Write the data out again in full, with no departure from the original.
━━ DATA FOR THE TASK
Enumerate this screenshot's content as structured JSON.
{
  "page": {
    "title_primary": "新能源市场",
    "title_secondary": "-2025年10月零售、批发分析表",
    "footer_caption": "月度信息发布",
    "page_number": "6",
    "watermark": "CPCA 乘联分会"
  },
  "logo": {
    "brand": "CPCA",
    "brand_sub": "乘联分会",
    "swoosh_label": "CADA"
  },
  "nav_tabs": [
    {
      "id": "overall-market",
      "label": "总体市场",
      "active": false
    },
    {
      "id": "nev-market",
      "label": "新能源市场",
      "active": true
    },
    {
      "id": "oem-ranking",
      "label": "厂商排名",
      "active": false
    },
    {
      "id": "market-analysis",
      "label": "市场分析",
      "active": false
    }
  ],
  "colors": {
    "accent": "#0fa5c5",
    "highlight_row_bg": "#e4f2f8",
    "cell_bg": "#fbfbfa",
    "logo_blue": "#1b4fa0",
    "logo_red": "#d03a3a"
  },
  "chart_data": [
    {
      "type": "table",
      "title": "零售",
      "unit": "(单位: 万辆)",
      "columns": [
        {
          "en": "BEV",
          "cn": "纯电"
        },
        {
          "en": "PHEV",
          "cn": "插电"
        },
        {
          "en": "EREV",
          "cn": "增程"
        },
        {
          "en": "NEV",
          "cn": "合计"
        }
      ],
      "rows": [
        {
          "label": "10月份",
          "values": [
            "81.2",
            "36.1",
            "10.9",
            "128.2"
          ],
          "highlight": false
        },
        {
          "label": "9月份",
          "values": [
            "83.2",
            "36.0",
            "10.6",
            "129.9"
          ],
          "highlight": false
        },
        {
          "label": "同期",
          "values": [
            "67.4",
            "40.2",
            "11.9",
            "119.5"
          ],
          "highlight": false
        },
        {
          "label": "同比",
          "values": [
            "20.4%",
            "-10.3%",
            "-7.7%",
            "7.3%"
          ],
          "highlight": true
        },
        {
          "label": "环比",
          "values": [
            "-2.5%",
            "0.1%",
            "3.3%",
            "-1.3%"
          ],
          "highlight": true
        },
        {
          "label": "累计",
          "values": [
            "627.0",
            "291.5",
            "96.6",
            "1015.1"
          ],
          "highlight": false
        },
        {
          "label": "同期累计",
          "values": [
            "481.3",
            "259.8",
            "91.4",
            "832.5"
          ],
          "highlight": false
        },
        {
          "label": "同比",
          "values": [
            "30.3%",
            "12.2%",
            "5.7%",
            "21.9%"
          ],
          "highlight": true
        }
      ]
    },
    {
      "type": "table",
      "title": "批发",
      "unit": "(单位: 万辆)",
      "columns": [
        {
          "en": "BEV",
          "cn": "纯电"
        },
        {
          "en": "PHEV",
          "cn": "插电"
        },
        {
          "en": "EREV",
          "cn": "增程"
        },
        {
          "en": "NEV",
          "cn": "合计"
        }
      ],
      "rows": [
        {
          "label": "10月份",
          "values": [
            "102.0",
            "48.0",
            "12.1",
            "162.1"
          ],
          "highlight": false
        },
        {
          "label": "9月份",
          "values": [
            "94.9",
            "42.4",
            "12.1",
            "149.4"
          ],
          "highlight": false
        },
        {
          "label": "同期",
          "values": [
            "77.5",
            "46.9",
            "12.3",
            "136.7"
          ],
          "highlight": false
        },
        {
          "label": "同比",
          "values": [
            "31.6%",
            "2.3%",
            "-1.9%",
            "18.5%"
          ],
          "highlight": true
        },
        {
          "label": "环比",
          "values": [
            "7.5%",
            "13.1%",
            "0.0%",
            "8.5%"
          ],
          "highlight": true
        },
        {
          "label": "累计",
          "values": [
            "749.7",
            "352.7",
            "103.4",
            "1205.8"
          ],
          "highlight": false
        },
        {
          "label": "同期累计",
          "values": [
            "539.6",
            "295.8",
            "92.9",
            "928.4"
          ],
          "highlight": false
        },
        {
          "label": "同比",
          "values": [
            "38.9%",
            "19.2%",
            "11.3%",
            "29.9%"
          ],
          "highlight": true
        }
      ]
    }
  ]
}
━━━━
**SOLVED PROBLEM**
Enumerate this screenshot's content as structured JSON.
{
  "page": {
    "title_primary": "新能源市场",
    "title_secondary": "-2025年10月零售、批发分析表",
    "footer_caption": "月度信息发布",
    "page_number": "6",
    "watermark": "CPCA 乘联分会"
  },
  "logo": {
    "brand": "CPCA",
    "brand_sub": "乘联分会",
    "swoosh_label": "CADA"
  },
  "nav_tabs": [
    {
      "id": "overall-market",
      "label": "总体市场",
      "active": false
    },
    {
      "id": "nev-market",
      "label": "新能源市场",
      "active": true
    },
    {
      "id": "oem-ranking",
      "label": "厂商排名",
      "active": false
    },
    {
      "id": "market-analysis",
      "label": "市场分析",
      "active": false
    }
  ],
  "colors": {
    "accent": "#0fa5c5",
    "highlight_row_bg": "#e4f2f8",
    "cell_bg": "#fbfbfa",
    "logo_blue": "#1b4fa0",
    "logo_red": "#d03a3a"
  },
  "chart_data": [
    {
      "type": "table",
      "title": "零售",
      "unit": "(单位: 万辆)",
      "columns": [
        {
          "en": "BEV",
          "cn": "纯电"
        },
        {
          "en": "PHEV",
          "cn": "插电"
        },
        {
          "en": "EREV",
          "cn": "增程"
        },
        {
          "en": "NEV",
          "cn": "合计"
        }
      ],
      "rows": [
        {
          "label": "10月份",
          "values": [
            "81.2",
            "36.1",
            "10.9",
            "128.2"
          ],
          "highlight": false
        },
        {
          "label": "9月份",
          "values": [
            "83.2",
            "36.0",
            "10.6",
            "129.9"
          ],
          "highlight": false
        },
        {
          "label": "同期",
          "values": [
            "67.4",
            "40.2",
            "11.9",
            "119.5"
          ],
          "highlight": false
        },
        {
          "label": "同比",
          "values": [
            "20.4%",
            "-10.3%",
            "-7.7%",
            "7.3%"
          ],
          "highlight": true
        },
        {
          "label": "环比",
          "values": [
            "-2.5%",
            "0.1%",
            "3.3%",
            "-1.3%"
          ],
          "highlight": true
        },
        {
          "label": "累计",
          "values": [
            "627.0",
            "291.5",
            "96.6",
            "1015.1"
          ],
          "highlight": false
        },
        {
          "label": "同期累计",
          "values": [
            "481.3",
            "259.8",
            "91.4",
            "832.5"
          ],
          "highlight": false
        },
        {
          "label": "同比",
          "values": [
            "30.3%",
            "12.2%",
            "5.7%",
            "21.9%"
          ],
          "highlight": true
        }
      ]
    },
    {
      "type": "table",
      "title": "批发",
      "unit": "(单位: 万辆)",
      "columns": [
        {
          "en": "BEV",
          "cn": "纯电"
        },
        {
          "en": "PHEV",
          "cn": "插电"
        },
        {
          "en": "EREV",
          "cn": "增程"
        },
        {
          "en": "NEV",
          "cn": "合计"
        }
      ],
      "rows": [
        {
          "label": "10月份",
          "values": [
            "102.0",
            "48.0",
            "12.1",
            "162.1"
          ],
          "highlight": false
        },
        {
          "label": "9月份",
          "values": [
            "94.9",
            "42.4",
            "12.1",
            "149.4"
          ],
          "highlight": false
        },
        {
          "label": "同期",
          "values": [
            "77.5",
            "46.9",
            "12.3",
            "136.7"
          ],
          "highlight": false
        },
        {
          "label": "同比",
          "values": [
            "31.6%",
            "2.3%",
            "-1.9%",
            "18.5%"
          ],
          "highlight": true
        },
        {
          "label": "环比",
          "values": [
            "7.5%",
            "13.1%",
            "0.0%",
            "8.5%"
          ],
          "highlight": true
        },
        {
          "label": "累计",
          "values": [
            "749.7",
            "352.7",
            "103.4",
            "1205.8"
          ],
          "highlight": false
        },
        {
          "label": "同期累计",
          "values": [
            "539.6",
            "295.8",
            "92.9",
            "928.4"
          ],
          "highlight": false
        },
        {
          "label": "同比",
          "values": [
            "38.9%",
            "19.2%",
            "11.3%",
            "29.9%"
          ],
          "highlight": true
        }
      ]
    }
  ]
}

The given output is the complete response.